■ **MATERIAL PROVIDED**:
◇ ◇ ◇ ◇ ◇
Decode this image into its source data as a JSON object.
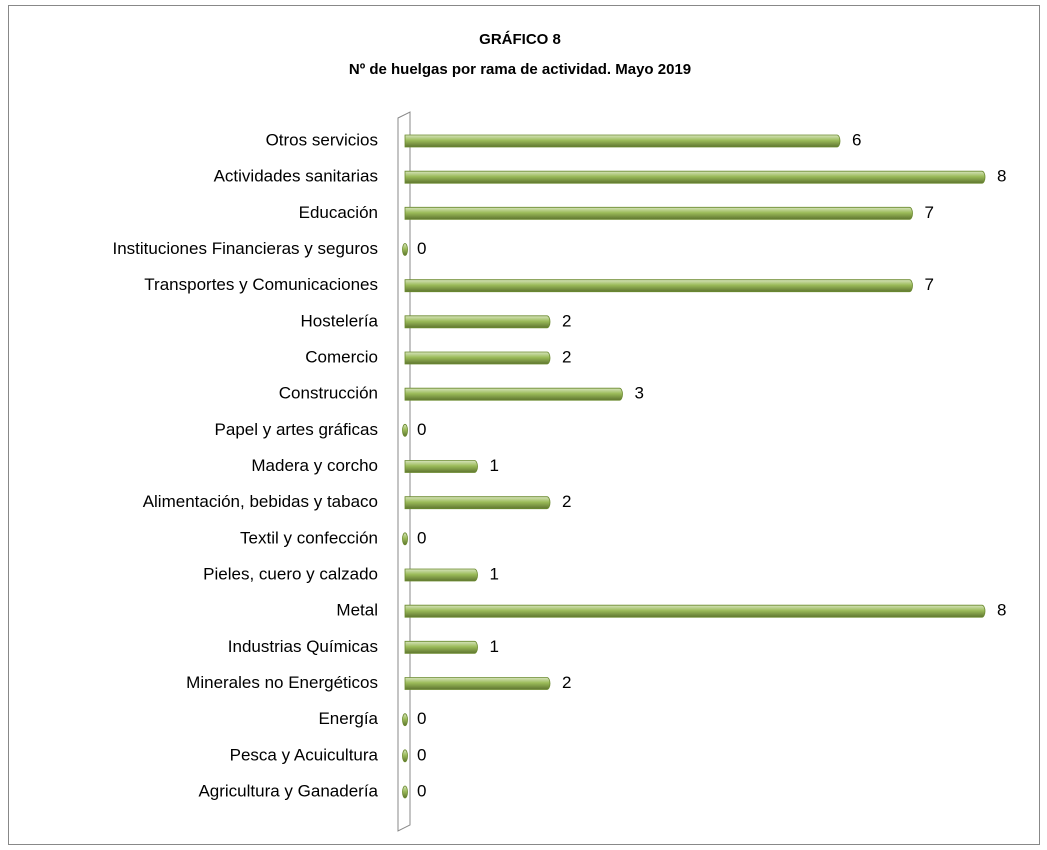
{
  "chart_data": {
    "type": "bar",
    "orientation": "horizontal",
    "title": "GRÁFICO 8",
    "subtitle": "Nº de huelgas por rama de actividad. Mayo 2019",
    "categories": [
      "Otros servicios",
      "Actividades sanitarias",
      "Educación",
      "Instituciones Financieras y seguros",
      "Transportes y Comunicaciones",
      "Hostelería",
      "Comercio",
      "Construcción",
      "Papel y artes gráficas",
      "Madera y corcho",
      "Alimentación, bebidas y tabaco",
      "Textil y confección",
      "Pieles, cuero y calzado",
      "Metal",
      "Industrias Químicas",
      "Minerales no Energéticos",
      "Energía",
      "Pesca y Acuicultura",
      "Agricultura y Ganadería"
    ],
    "values": [
      6,
      8,
      7,
      0,
      7,
      2,
      2,
      3,
      0,
      1,
      2,
      0,
      1,
      8,
      1,
      2,
      0,
      0,
      0
    ],
    "color": "#9bbb59"
  }
}
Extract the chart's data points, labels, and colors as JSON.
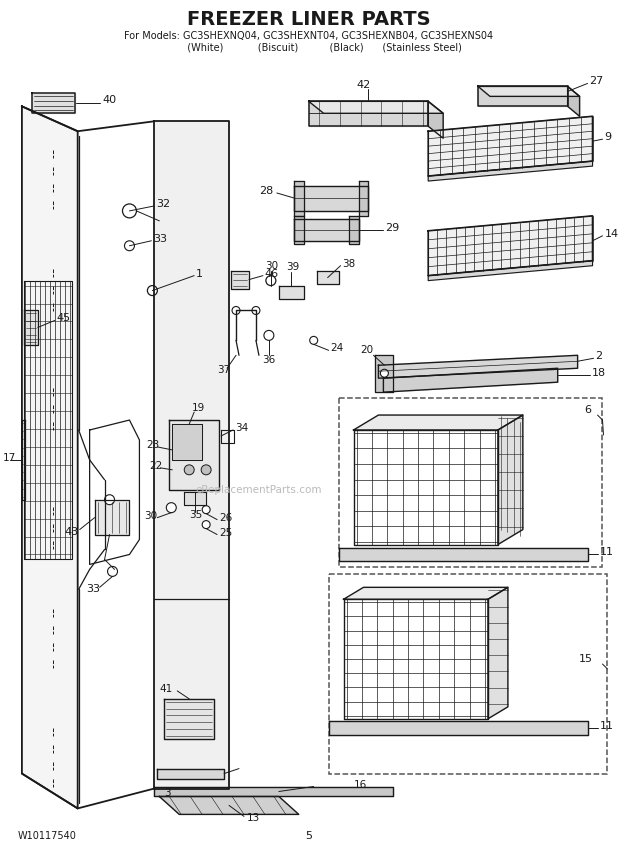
{
  "title": "FREEZER LINER PARTS",
  "subtitle_line1": "For Models: GC3SHEXNQ04, GC3SHEXNT04, GC3SHEXNB04, GC3SHEXNS04",
  "subtitle_line2": "          (White)           (Biscuit)          (Black)      (Stainless Steel)",
  "footer_left": "W10117540",
  "footer_center": "5",
  "bg_color": "#ffffff",
  "lc": "#1a1a1a",
  "tc": "#1a1a1a",
  "watermark": "eReplacementParts.com"
}
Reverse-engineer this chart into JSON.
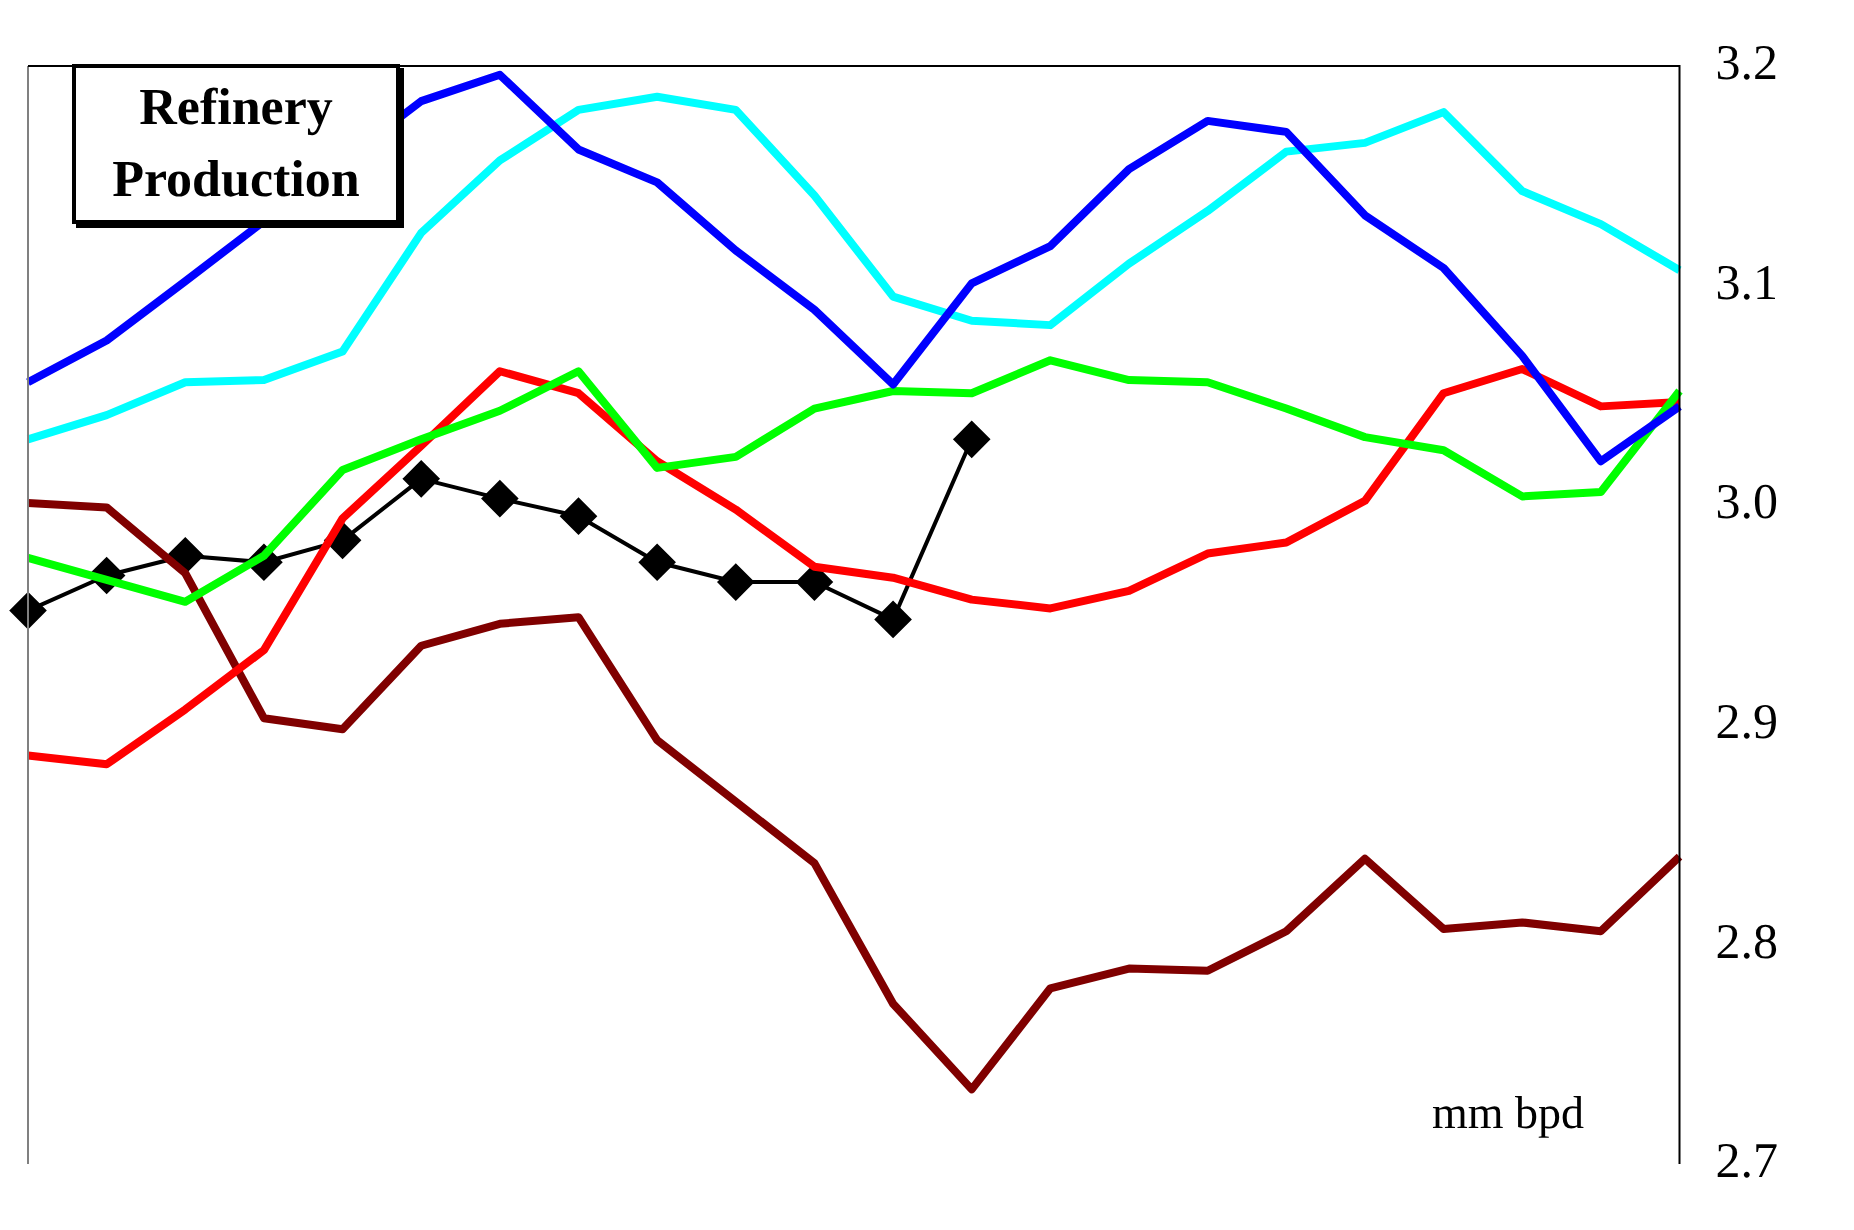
◇ ◇ ◇ ◇ ◇
Copy every record above exactly as written, but leave out the pictures.

■ **EXPECTED ANSWER**:
Decode this image into its source data as a JSON object.
{
  "chart_data": {
    "type": "bar",
    "orientation": "horizontal",
    "title": "GRÁFICO 8",
    "subtitle": "Nº de huelgas por rama de actividad. Mayo 2019",
    "categories": [
      "Otros servicios",
      "Actividades sanitarias",
      "Educación",
      "Instituciones Financieras y seguros",
      "Transportes y Comunicaciones",
      "Hostelería",
      "Comercio",
      "Construcción",
      "Papel y artes gráficas",
      "Madera y corcho",
      "Alimentación, bebidas y tabaco",
      "Textil y confección",
      "Pieles, cuero y calzado",
      "Metal",
      "Industrias Químicas",
      "Minerales no Energéticos",
      "Energía",
      "Pesca y Acuicultura",
      "Agricultura y Ganadería"
    ],
    "values": [
      6,
      8,
      7,
      0,
      7,
      2,
      2,
      3,
      0,
      1,
      2,
      0,
      1,
      8,
      1,
      2,
      0,
      0,
      0
    ],
    "color": "#9bbb59"
  }
}
Extract the chart's data points, labels, and colors as JSON.
{
  "title": "FREEZER LINER PARTS",
  "subtitle_line1": "For Models: GC3SHEXNQ04, GC3SHEXNT04, GC3SHEXNB04, GC3SHEXNS04",
  "subtitle_line2": "          (White)           (Biscuit)          (Black)      (Stainless Steel)",
  "footer_left": "W10117540",
  "footer_center": "5",
  "bg_color": "#ffffff",
  "lc": "#1a1a1a",
  "tc": "#1a1a1a",
  "watermark": "eReplacementParts.com"
}
Reverse-engineer this chart into JSON.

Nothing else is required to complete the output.